**Written request**. Count the lines below that contain the word "initial" and give only that number.

**Extracted records**.
============
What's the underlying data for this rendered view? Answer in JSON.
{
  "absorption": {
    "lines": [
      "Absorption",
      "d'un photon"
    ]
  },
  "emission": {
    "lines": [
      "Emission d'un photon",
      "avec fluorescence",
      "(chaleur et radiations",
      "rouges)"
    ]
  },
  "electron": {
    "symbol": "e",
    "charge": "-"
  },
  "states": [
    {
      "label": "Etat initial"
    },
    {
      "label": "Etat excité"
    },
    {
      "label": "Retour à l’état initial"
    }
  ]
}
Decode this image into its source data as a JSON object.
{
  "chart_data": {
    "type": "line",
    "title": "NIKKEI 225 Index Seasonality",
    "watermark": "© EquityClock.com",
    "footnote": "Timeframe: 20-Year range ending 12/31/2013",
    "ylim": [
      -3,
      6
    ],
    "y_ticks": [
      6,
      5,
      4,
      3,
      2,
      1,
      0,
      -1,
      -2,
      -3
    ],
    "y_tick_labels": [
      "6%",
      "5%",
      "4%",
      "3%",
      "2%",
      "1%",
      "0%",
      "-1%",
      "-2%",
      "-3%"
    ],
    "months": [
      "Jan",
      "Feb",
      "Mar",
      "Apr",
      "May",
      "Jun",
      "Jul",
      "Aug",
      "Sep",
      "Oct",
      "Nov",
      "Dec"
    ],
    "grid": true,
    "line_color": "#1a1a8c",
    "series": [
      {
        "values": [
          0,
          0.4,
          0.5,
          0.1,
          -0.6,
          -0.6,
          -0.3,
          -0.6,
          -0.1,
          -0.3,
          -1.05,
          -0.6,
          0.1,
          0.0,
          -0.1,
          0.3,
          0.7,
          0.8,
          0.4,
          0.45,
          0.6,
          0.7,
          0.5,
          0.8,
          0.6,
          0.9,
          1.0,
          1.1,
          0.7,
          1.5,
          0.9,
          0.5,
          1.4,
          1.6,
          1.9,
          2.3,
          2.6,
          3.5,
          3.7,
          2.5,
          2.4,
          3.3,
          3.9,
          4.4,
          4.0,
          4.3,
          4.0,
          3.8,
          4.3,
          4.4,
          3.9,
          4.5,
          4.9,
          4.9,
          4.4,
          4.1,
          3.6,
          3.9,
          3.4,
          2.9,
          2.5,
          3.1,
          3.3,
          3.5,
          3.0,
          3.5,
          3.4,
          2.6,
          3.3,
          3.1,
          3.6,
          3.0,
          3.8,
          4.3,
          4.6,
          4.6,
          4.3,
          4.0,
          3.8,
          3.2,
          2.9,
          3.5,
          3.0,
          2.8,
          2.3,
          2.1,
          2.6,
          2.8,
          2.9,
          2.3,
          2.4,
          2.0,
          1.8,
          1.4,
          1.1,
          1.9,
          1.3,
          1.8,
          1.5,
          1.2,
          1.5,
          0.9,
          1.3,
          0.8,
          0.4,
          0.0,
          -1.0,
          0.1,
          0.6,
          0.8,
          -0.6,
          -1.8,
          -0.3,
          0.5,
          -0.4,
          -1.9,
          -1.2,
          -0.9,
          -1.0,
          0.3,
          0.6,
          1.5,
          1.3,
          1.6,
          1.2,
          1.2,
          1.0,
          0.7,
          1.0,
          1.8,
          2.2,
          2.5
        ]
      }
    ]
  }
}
============
**Task solution**. 2